**To do**
Copy out the lines that have "Contrast" in them.

======== Data to process

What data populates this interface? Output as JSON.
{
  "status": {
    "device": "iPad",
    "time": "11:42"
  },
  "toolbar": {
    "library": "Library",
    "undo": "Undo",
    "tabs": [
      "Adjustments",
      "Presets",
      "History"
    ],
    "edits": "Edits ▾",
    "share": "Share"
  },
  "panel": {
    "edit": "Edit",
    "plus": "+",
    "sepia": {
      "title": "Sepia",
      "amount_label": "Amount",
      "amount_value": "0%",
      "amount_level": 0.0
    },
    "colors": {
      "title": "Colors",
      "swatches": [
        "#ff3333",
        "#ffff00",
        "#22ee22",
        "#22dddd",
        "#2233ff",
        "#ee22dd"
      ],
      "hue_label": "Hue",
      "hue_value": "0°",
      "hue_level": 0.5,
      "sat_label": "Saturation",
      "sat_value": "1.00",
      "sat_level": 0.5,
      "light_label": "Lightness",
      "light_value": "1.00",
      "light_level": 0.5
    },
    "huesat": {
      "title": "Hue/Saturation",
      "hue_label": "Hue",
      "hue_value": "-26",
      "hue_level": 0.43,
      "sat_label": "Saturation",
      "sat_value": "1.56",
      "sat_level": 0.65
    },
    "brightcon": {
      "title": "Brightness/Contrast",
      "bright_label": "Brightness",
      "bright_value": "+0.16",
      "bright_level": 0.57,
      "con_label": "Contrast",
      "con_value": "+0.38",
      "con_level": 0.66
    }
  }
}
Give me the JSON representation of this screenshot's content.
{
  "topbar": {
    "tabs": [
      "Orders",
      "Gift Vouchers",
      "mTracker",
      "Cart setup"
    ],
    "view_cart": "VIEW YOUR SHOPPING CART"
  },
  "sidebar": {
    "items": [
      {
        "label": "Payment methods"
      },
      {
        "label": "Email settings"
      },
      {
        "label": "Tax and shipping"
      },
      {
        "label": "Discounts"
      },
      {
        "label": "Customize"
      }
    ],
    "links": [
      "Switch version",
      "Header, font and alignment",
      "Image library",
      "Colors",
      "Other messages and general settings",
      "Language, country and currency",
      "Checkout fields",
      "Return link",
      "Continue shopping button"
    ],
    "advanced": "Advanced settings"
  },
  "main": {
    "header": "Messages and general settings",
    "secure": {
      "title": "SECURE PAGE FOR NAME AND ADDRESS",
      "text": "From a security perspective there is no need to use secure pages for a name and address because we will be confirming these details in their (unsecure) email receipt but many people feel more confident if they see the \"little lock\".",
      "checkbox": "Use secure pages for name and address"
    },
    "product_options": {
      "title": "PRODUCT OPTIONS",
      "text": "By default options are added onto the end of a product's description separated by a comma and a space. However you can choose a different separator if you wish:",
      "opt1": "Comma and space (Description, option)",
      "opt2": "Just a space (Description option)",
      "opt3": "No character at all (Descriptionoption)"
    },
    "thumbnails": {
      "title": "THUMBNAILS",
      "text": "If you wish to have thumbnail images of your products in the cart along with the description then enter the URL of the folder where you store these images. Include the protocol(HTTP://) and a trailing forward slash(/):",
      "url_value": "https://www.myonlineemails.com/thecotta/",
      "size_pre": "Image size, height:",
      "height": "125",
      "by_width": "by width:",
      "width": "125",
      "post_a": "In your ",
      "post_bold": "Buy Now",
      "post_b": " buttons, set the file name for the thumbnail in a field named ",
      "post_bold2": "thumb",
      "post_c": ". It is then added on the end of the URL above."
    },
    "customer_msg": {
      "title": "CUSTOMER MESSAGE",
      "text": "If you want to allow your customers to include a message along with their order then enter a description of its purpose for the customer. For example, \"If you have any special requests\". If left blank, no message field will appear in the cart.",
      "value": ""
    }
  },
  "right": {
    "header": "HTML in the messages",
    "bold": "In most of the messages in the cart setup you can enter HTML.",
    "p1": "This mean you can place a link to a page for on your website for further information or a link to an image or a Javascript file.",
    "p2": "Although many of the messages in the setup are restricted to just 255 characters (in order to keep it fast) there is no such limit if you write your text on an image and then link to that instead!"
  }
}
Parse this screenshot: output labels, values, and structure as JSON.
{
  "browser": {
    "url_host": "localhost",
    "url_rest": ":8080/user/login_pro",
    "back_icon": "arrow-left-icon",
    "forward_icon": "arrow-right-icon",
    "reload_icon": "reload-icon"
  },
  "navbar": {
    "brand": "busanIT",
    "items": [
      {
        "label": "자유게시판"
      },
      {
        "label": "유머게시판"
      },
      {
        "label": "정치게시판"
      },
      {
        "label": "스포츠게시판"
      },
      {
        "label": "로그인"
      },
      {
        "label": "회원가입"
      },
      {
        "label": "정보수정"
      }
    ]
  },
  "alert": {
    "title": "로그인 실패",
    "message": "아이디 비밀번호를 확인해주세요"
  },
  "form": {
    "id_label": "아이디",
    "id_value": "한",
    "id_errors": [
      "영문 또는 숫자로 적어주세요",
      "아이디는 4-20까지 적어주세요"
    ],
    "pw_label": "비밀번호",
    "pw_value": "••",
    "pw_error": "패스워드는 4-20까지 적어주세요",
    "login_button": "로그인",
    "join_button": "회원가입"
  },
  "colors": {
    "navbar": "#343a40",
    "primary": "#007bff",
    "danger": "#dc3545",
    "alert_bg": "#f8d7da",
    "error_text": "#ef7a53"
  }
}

================

**Answer to the task**
      "title": "Brightness/Contrast",
      "con_label": "Contrast",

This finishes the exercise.